- _WHAT IS NEEDED_: Identify and pull out each line of the entries in which "rinishda" occurs.

— Start of GIVEN ENTRIES —

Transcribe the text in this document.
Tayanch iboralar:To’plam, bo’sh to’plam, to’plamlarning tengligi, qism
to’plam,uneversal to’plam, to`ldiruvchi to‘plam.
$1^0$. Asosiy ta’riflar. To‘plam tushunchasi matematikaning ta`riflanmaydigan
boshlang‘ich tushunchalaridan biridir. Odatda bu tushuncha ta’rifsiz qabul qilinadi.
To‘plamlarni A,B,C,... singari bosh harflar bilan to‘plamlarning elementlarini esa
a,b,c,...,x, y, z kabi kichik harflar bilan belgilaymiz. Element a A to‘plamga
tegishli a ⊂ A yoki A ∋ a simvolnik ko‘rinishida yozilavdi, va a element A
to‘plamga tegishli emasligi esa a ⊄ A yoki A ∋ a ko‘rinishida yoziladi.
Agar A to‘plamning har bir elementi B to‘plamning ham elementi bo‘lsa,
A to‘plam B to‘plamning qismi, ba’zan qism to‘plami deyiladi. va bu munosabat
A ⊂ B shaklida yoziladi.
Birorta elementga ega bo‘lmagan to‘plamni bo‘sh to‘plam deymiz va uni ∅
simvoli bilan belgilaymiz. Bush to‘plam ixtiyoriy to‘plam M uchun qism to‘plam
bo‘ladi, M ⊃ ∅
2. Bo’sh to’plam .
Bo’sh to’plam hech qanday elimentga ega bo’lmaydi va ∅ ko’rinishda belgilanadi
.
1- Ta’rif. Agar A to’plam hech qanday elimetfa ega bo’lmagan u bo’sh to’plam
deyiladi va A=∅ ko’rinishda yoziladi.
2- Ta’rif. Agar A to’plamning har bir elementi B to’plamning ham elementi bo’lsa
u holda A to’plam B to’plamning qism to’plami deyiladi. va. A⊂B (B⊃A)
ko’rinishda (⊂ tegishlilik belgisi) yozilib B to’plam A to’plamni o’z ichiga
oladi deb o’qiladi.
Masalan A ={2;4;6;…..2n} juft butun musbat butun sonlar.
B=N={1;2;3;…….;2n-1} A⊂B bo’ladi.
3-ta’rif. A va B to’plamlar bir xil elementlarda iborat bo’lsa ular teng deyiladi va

— End of GIVEN ENTRIES —

- _ANSWER FOR THE TASK_:
Bo’sh to’plam hech qanday elimentga ega bo’lmaydi va ∅ ko’rinishda belgilanadi
deyiladi va A=∅ ko’rinishda yoziladi.
ko’rinishda (⊂ tegishlilik belgisi) yozilib B to’plam A to’plamni o’z ichiga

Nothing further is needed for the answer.